-- Begin Task data --
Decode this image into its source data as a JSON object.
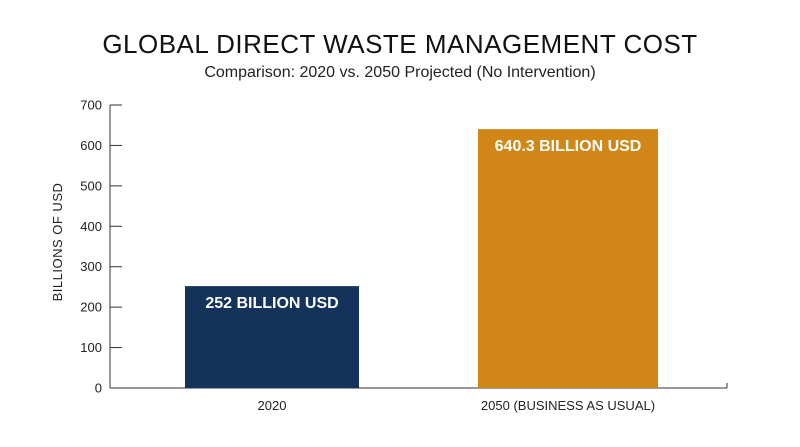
{
  "chart_data": {
    "type": "bar",
    "title": "GLOBAL DIRECT WASTE MANAGEMENT COST",
    "subtitle": "Comparison: 2020 vs. 2050 Projected (No Intervention)",
    "xlabel": "",
    "ylabel": "BILLIONS OF USD",
    "ylim": [
      0,
      700
    ],
    "yticks": [
      0,
      100,
      200,
      300,
      400,
      500,
      600,
      700
    ],
    "categories": [
      "2020",
      "2050 (BUSINESS AS USUAL)"
    ],
    "values": [
      252,
      640.3
    ],
    "data_labels": [
      "252 BILLION USD",
      "640.3 BILLION USD"
    ],
    "colors": [
      "#14325a",
      "#d08717"
    ],
    "grid": false,
    "legend": "none"
  }
}
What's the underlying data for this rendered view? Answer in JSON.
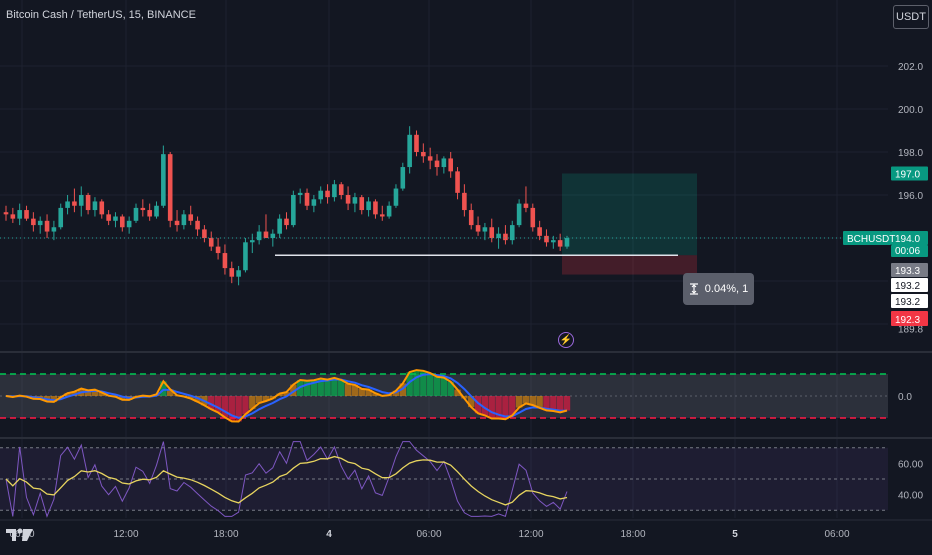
-- End Task data --
■ **Task objective**
Leave out the pictures and return every record word for word.

■ **Solved exercise**
Decode this image into its source data as a JSON object.
{
  "chart_data": {
    "type": "bar",
    "title": "GLOBAL DIRECT WASTE MANAGEMENT COST",
    "subtitle": "Comparison: 2020 vs. 2050 Projected (No Intervention)",
    "xlabel": "",
    "ylabel": "BILLIONS OF USD",
    "ylim": [
      0,
      700
    ],
    "yticks": [
      0,
      100,
      200,
      300,
      400,
      500,
      600,
      700
    ],
    "categories": [
      "2020",
      "2050 (BUSINESS AS USUAL)"
    ],
    "values": [
      252,
      640.3
    ],
    "data_labels": [
      "252 BILLION USD",
      "640.3 BILLION USD"
    ],
    "colors": [
      "#14325a",
      "#d08717"
    ],
    "grid": false,
    "legend": "none"
  }
}
What's the underlying data for this rendered view? Answer in JSON.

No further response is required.